Items listed in a dataset:

++++++++++++++++++++

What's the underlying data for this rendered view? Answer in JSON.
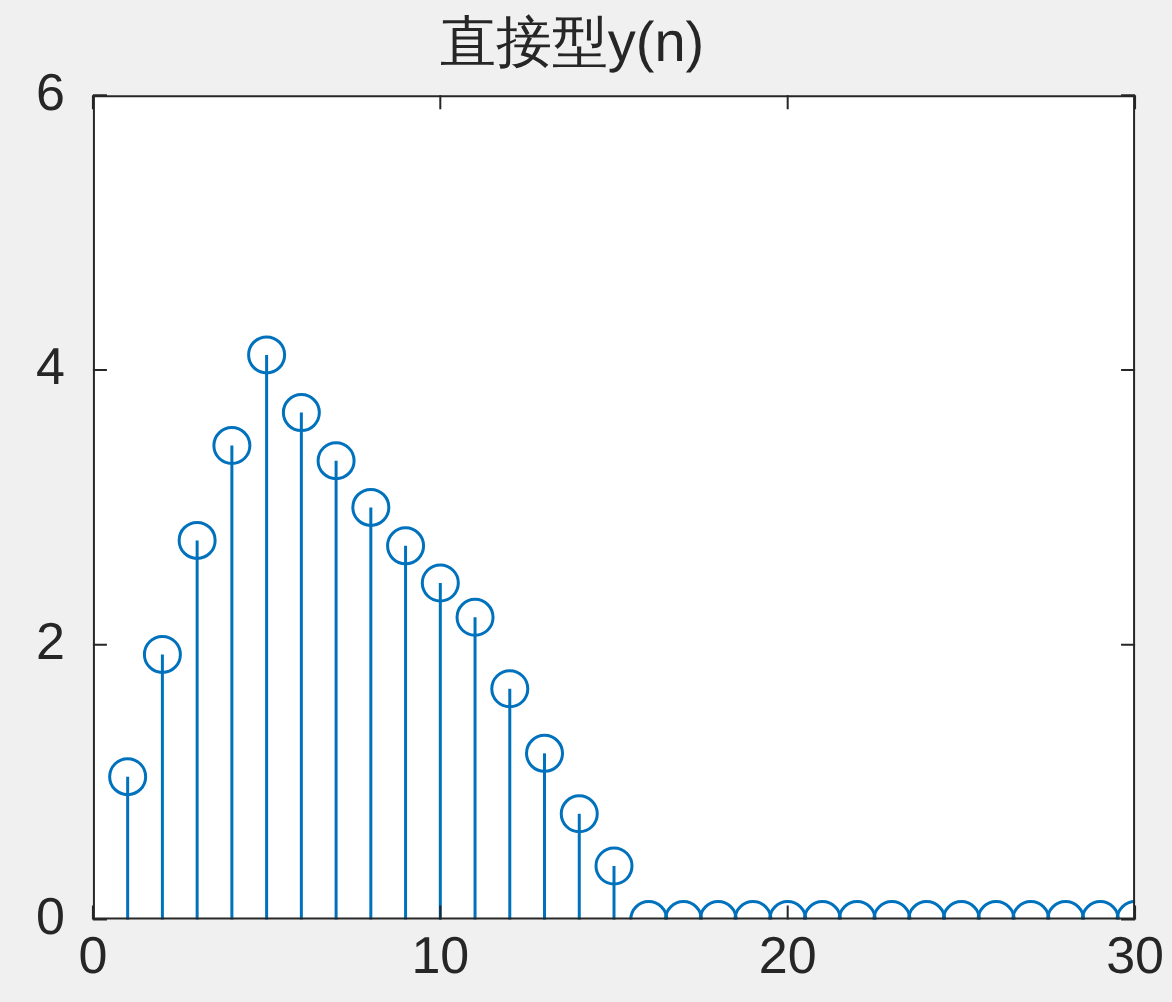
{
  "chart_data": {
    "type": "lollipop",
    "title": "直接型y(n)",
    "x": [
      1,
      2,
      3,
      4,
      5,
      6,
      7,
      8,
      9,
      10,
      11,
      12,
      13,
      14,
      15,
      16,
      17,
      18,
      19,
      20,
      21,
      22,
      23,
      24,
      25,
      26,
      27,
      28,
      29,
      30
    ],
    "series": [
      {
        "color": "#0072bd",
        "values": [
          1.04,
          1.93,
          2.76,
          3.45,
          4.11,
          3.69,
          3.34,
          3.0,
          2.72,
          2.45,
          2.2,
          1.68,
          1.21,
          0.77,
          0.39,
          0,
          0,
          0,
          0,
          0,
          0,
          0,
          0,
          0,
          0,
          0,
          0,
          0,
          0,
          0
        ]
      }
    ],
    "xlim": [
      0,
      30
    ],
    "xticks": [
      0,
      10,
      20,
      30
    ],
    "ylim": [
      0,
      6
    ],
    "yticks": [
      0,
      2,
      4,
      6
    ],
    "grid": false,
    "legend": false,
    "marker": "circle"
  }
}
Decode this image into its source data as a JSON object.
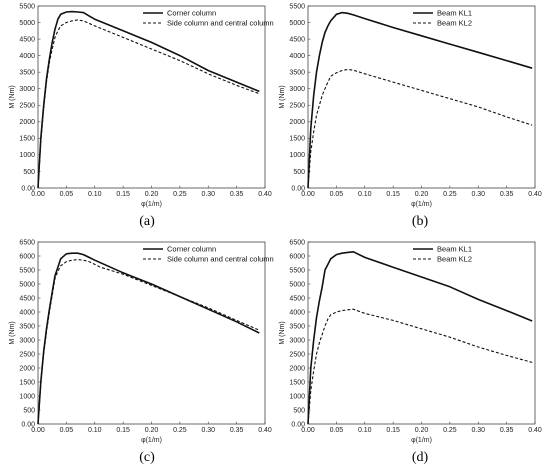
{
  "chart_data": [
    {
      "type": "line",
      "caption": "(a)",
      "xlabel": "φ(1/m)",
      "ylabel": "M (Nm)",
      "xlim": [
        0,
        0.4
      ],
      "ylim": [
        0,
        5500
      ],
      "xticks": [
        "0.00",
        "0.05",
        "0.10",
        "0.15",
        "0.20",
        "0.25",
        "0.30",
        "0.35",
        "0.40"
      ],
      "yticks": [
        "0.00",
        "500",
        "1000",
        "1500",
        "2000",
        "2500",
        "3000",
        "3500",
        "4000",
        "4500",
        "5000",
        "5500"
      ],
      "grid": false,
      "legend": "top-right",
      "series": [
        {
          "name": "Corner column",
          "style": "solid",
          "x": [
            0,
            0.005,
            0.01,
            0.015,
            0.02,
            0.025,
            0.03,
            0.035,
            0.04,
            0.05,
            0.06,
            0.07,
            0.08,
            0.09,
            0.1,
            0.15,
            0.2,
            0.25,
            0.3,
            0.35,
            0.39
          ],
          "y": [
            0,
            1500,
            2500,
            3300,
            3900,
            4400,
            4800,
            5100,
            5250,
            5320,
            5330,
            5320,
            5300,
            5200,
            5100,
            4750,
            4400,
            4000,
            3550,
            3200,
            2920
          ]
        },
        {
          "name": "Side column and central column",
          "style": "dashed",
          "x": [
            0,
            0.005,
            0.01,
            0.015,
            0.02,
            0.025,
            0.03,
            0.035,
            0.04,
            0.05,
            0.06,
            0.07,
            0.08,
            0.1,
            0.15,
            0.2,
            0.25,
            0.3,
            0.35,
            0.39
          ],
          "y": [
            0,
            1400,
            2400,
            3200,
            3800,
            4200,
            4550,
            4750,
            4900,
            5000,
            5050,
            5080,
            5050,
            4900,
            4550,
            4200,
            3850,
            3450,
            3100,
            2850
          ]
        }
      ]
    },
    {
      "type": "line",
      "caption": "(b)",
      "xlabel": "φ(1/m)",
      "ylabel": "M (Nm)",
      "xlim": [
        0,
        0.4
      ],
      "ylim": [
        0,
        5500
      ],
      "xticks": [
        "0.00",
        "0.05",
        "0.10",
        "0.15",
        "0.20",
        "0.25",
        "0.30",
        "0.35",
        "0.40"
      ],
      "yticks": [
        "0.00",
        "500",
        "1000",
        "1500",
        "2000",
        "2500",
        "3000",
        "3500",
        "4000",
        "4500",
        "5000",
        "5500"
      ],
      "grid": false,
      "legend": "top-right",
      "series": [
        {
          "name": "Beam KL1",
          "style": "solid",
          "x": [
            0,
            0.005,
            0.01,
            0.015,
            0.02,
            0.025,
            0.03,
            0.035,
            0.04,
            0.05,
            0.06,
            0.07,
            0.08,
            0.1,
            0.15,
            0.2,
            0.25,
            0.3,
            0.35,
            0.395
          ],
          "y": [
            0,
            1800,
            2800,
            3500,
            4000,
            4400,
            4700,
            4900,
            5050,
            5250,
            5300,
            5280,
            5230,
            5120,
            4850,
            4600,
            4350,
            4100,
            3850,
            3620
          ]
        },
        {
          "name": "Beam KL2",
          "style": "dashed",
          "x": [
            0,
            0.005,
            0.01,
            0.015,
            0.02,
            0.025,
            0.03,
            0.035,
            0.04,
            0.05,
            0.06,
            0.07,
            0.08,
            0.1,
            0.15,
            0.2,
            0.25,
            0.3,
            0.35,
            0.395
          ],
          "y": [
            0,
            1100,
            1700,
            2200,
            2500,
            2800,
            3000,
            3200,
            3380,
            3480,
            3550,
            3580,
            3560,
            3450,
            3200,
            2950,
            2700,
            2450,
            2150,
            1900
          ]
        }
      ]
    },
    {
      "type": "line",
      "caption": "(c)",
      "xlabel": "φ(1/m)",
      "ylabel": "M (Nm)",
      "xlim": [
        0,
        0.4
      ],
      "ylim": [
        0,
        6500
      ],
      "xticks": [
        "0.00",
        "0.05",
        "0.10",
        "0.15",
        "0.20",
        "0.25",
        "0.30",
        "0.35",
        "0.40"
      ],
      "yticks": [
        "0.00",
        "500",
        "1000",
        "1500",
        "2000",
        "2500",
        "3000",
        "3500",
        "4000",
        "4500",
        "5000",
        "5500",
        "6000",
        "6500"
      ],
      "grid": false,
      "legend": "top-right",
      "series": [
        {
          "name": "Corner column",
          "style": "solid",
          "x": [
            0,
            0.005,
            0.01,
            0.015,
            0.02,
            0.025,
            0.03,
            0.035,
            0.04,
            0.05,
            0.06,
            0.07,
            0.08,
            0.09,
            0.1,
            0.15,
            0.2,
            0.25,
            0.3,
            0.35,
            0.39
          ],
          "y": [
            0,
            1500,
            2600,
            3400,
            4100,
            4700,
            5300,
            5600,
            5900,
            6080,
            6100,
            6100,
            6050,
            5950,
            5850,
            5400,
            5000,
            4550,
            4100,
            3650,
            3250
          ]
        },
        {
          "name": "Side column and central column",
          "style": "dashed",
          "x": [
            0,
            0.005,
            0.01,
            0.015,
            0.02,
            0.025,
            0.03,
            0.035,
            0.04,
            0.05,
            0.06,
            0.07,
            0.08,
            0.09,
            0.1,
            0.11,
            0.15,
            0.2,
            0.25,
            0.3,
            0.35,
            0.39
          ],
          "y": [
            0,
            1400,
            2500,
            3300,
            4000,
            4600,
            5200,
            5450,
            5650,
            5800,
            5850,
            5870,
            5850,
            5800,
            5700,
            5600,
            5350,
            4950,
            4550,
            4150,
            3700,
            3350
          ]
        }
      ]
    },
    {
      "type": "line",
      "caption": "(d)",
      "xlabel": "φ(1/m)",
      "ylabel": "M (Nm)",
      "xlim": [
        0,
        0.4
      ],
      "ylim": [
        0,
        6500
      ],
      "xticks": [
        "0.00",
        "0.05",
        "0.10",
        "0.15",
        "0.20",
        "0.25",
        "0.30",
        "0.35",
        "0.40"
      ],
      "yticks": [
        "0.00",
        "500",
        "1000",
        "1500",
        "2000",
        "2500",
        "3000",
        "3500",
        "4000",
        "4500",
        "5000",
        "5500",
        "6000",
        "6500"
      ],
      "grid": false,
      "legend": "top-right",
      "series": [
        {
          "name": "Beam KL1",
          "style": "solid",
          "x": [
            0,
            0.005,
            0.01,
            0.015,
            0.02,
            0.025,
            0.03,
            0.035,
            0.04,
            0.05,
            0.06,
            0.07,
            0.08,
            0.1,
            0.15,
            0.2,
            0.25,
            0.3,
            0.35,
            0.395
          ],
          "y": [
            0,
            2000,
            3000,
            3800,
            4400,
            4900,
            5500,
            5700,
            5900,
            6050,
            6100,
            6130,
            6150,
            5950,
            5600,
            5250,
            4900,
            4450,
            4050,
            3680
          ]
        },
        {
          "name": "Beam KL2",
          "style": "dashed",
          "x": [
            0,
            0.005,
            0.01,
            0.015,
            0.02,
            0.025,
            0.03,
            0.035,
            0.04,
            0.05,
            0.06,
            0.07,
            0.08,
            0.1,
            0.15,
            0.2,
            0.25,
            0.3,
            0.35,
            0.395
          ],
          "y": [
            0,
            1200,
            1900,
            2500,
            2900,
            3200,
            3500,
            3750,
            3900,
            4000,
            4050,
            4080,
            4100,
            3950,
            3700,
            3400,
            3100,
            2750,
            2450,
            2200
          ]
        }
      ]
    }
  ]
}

++++++++++++++++++++

• _Exercise description_: Count the lines in the records above that hold the word "this", and give only that number.

• _Response_: 2